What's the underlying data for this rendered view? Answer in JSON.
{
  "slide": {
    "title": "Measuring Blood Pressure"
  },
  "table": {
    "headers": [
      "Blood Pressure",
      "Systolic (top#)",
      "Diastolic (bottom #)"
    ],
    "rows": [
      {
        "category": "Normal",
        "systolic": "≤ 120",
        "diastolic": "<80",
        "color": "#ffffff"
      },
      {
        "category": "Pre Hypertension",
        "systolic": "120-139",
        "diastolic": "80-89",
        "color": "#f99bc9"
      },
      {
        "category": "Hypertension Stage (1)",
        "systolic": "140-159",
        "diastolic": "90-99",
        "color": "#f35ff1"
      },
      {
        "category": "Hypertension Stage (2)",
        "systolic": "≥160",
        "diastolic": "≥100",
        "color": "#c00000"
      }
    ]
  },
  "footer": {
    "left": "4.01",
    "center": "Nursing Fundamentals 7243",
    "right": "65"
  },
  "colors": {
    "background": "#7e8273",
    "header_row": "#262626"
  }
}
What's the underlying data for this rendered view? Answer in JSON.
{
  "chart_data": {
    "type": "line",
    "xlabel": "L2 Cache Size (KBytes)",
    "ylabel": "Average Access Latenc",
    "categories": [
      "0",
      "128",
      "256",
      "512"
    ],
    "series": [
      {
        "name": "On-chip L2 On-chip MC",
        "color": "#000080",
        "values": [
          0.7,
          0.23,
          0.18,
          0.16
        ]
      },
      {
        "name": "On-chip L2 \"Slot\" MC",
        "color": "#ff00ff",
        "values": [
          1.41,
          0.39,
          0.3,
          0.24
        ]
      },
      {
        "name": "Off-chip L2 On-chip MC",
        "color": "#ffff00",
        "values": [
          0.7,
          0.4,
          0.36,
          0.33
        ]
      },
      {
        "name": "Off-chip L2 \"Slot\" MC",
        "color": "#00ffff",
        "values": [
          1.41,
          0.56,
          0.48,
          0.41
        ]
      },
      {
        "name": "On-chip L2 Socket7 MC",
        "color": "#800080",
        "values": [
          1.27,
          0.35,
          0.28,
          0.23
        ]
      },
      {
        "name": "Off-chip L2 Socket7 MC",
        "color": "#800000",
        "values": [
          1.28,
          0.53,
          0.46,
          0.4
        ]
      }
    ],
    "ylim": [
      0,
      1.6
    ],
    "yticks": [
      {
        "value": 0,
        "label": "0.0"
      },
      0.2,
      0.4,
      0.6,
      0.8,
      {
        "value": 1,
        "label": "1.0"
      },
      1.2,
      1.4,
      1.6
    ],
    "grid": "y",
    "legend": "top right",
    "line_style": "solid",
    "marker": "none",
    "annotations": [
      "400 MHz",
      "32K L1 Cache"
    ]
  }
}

What you should do —
Print every entry exactly as it appears.

Correct answer —
What's the underlying data for this rendered view? Answer in JSON.
{
  "slide": {
    "title": "Measuring Blood Pressure"
  },
  "table": {
    "headers": [
      "Blood Pressure",
      "Systolic (top#)",
      "Diastolic (bottom #)"
    ],
    "rows": [
      {
        "category": "Normal",
        "systolic": "≤ 120",
        "diastolic": "<80",
        "color": "#ffffff"
      },
      {
        "category": "Pre Hypertension",
        "systolic": "120-139",
        "diastolic": "80-89",
        "color": "#f99bc9"
      },
      {
        "category": "Hypertension Stage (1)",
        "systolic": "140-159",
        "diastolic": "90-99",
        "color": "#f35ff1"
      },
      {
        "category": "Hypertension Stage (2)",
        "systolic": "≥160",
        "diastolic": "≥100",
        "color": "#c00000"
      }
    ]
  },
  "footer": {
    "left": "4.01",
    "center": "Nursing Fundamentals 7243",
    "right": "65"
  },
  "colors": {
    "background": "#7e8273",
    "header_row": "#262626"
  }
}
What's the underlying data for this rendered view? Answer in JSON.
{
  "chart_data": {
    "type": "line",
    "xlabel": "L2 Cache Size (KBytes)",
    "ylabel": "Average Access Latenc",
    "categories": [
      "0",
      "128",
      "256",
      "512"
    ],
    "series": [
      {
        "name": "On-chip L2 On-chip MC",
        "color": "#000080",
        "values": [
          0.7,
          0.23,
          0.18,
          0.16
        ]
      },
      {
        "name": "On-chip L2 \"Slot\" MC",
        "color": "#ff00ff",
        "values": [
          1.41,
          0.39,
          0.3,
          0.24
        ]
      },
      {
        "name": "Off-chip L2 On-chip MC",
        "color": "#ffff00",
        "values": [
          0.7,
          0.4,
          0.36,
          0.33
        ]
      },
      {
        "name": "Off-chip L2 \"Slot\" MC",
        "color": "#00ffff",
        "values": [
          1.41,
          0.56,
          0.48,
          0.41
        ]
      },
      {
        "name": "On-chip L2 Socket7 MC",
        "color": "#800080",
        "values": [
          1.27,
          0.35,
          0.28,
          0.23
        ]
      },
      {
        "name": "Off-chip L2 Socket7 MC",
        "color": "#800000",
        "values": [
          1.28,
          0.53,
          0.46,
          0.4
        ]
      }
    ],
    "ylim": [
      0,
      1.6
    ],
    "yticks": [
      {
        "value": 0,
        "label": "0.0"
      },
      0.2,
      0.4,
      0.6,
      0.8,
      {
        "value": 1,
        "label": "1.0"
      },
      1.2,
      1.4,
      1.6
    ],
    "grid": "y",
    "legend": "top right",
    "line_style": "solid",
    "marker": "none",
    "annotations": [
      "400 MHz",
      "32K L1 Cache"
    ]
  }
}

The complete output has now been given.